__Aim__:
Copy every line of the entries that includes the word "color".

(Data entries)
_ _ _

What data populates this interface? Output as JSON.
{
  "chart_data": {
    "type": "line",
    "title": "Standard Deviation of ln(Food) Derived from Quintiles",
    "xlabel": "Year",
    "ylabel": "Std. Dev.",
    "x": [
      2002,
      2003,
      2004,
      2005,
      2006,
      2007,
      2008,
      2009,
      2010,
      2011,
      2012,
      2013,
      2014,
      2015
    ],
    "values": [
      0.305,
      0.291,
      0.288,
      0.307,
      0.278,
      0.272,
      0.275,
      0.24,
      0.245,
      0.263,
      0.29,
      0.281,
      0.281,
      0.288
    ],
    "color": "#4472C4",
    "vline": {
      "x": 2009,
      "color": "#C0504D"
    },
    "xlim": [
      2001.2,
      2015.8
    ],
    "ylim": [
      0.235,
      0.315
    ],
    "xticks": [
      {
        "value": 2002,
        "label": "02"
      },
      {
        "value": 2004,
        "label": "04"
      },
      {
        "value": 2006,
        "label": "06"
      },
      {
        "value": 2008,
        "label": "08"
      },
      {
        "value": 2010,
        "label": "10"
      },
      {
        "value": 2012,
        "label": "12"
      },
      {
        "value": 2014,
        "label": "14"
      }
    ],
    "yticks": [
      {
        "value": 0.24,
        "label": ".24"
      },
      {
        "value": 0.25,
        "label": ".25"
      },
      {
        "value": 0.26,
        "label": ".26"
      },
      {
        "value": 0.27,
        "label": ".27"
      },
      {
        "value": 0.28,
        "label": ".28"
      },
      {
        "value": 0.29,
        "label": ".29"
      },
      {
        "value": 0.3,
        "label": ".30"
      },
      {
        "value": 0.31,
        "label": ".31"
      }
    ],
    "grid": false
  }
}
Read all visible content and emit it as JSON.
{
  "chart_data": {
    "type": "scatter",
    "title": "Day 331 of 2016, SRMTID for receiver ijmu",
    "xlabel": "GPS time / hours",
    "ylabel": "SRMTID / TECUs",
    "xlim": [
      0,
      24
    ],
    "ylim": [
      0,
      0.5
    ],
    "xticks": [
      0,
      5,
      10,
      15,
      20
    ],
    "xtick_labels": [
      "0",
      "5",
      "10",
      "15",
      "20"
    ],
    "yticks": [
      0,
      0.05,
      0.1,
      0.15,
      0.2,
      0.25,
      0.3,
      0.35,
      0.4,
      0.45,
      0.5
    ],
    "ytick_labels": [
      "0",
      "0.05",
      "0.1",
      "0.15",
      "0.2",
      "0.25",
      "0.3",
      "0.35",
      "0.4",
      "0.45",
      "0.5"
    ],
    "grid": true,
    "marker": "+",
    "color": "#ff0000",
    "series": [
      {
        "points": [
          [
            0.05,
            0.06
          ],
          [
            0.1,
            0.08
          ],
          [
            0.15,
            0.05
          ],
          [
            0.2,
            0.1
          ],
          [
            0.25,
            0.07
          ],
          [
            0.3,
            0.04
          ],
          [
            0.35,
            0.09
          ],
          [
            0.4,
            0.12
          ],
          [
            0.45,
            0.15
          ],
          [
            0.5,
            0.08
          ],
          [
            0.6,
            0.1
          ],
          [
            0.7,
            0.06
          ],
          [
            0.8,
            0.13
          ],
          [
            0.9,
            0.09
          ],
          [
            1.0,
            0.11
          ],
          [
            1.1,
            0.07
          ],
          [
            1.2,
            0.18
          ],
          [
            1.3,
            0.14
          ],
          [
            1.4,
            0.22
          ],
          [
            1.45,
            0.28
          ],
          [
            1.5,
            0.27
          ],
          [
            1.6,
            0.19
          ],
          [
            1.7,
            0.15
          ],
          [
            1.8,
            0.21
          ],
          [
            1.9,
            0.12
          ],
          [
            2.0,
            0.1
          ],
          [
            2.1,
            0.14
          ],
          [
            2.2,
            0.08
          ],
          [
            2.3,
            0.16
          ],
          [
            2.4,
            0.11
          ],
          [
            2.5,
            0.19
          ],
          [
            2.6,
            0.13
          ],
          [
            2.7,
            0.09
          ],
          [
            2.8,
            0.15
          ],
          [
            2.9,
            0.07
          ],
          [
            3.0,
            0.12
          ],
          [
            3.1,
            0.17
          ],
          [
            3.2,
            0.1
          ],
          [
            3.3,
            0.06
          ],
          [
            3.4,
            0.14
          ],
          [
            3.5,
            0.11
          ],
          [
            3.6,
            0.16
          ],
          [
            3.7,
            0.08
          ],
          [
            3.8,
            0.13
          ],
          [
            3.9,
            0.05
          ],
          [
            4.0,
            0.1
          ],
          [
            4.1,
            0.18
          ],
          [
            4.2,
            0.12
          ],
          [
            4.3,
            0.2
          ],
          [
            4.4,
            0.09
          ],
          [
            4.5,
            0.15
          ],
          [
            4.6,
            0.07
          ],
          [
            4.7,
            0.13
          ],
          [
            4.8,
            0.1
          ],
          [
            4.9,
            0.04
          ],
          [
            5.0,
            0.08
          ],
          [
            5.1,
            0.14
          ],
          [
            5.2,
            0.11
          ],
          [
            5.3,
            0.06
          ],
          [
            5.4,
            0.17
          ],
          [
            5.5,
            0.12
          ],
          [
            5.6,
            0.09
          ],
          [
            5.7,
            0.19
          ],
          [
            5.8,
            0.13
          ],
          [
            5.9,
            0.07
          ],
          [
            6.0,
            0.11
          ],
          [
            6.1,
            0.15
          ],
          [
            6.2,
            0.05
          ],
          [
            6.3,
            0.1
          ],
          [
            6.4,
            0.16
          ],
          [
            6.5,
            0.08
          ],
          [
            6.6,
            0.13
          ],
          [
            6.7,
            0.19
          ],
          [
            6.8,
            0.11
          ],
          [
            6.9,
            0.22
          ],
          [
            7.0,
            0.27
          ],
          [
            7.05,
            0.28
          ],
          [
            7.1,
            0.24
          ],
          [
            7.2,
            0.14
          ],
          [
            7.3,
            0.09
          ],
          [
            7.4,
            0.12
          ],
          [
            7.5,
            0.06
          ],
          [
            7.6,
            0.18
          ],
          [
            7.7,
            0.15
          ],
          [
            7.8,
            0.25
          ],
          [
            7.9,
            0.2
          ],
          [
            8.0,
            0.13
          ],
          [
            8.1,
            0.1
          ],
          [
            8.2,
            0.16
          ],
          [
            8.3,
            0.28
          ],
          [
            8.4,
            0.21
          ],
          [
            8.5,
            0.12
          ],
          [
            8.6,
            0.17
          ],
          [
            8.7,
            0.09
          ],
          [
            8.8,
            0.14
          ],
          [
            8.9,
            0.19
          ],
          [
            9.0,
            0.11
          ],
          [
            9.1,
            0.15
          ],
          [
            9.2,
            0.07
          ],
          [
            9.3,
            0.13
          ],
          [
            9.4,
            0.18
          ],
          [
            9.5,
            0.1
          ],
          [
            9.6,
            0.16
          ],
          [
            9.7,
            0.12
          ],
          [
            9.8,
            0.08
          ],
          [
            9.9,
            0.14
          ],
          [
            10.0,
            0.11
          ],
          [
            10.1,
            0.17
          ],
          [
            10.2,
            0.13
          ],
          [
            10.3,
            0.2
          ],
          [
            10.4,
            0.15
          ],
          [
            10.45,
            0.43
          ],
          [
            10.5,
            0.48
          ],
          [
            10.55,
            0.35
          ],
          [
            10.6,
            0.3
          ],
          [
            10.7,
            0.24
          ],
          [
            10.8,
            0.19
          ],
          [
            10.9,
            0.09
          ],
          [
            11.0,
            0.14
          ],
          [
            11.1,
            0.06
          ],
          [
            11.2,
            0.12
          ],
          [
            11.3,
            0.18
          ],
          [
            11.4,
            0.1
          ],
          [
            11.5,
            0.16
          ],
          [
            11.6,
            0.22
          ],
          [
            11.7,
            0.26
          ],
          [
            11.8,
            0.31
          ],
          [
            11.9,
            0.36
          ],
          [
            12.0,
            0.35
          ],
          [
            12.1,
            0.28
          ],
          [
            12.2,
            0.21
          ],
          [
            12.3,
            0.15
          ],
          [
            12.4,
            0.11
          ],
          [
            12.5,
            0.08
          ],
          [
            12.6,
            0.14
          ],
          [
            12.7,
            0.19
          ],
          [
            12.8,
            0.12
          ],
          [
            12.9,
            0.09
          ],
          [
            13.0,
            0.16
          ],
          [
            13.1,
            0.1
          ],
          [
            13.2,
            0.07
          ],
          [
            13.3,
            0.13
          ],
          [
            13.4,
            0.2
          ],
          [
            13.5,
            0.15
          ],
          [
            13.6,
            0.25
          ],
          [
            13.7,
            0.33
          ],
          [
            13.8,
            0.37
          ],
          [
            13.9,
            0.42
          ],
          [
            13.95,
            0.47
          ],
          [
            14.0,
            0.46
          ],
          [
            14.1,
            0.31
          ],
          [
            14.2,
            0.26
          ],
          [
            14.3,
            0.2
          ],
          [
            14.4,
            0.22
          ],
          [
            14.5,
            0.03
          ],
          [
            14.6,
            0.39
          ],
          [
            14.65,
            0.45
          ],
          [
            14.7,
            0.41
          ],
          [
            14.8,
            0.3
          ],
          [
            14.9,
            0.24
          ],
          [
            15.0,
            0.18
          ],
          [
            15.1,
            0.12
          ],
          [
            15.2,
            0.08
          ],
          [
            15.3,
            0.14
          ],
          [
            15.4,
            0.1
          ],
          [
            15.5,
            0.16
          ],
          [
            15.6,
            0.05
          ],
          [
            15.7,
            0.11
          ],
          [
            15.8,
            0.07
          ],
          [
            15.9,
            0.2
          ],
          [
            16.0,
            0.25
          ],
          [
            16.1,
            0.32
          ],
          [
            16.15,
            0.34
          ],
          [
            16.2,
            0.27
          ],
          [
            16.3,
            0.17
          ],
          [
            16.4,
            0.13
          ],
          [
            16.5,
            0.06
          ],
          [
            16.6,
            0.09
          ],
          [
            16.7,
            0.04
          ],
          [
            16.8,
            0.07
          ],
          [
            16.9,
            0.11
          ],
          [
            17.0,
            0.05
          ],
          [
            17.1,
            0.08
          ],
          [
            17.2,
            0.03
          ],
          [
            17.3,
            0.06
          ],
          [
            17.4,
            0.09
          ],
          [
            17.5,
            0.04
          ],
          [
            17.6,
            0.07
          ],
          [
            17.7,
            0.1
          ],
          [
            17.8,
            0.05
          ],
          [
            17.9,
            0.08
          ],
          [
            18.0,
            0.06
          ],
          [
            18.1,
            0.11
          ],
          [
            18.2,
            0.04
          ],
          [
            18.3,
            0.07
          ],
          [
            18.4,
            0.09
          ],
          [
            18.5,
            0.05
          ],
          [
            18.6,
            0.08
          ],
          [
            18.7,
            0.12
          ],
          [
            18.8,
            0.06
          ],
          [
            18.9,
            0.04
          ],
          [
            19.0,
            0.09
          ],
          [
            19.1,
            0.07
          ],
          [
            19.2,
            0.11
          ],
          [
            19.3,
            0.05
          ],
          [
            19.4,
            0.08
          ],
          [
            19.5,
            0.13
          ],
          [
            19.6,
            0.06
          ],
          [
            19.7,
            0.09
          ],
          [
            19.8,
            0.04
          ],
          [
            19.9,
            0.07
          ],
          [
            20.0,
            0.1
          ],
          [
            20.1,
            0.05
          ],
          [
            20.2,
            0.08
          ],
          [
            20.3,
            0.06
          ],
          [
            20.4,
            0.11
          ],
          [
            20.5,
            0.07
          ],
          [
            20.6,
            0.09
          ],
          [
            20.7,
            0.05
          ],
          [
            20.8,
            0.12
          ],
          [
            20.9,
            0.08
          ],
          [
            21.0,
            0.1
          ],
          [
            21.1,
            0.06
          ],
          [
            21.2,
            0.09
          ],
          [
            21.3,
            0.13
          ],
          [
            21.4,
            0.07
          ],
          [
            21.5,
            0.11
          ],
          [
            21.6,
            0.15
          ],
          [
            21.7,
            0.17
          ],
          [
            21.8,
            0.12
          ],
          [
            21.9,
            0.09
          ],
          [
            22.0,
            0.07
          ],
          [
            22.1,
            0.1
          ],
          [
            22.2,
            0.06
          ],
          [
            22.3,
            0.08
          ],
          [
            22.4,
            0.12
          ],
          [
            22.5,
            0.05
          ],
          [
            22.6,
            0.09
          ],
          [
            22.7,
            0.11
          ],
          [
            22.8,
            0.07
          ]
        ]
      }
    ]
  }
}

_ _ _

__Task answer__:
    "color": "#4472C4",
      "color": "#C0504D"
    "color": "#ff0000",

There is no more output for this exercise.